# [TASK INSTRUCTIONS]
Scan the records for the string "data"; copy each line where it occurs.

---

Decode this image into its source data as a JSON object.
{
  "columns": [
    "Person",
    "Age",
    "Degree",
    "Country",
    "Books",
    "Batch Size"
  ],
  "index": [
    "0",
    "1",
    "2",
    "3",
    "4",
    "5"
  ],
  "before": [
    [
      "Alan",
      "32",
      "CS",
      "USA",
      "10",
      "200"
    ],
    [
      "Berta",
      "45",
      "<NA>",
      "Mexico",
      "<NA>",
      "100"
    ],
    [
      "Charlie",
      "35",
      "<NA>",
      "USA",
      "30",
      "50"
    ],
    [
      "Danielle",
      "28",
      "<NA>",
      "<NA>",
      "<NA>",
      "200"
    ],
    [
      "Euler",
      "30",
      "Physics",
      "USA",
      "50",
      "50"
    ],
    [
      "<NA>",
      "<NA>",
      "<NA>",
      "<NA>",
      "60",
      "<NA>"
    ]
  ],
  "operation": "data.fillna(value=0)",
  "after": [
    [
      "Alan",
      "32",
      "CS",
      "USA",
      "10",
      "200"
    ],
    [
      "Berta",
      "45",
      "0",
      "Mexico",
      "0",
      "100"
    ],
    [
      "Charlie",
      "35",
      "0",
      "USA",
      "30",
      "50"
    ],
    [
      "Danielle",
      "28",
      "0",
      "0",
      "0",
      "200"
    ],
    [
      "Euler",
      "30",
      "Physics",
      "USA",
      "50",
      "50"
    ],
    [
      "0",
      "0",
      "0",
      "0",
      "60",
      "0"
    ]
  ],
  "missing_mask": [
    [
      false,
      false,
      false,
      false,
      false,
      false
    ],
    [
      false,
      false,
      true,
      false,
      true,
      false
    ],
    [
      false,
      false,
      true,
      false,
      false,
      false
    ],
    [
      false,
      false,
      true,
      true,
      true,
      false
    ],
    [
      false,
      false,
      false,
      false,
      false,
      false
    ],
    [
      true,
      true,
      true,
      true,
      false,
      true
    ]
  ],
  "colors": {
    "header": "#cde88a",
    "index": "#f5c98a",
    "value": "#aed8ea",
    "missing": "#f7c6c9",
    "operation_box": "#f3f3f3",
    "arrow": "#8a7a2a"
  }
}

---

# [RESULT BELOW]
Decode this image into its source data as a JSON object.
  "operation": "data.fillna(value=0)",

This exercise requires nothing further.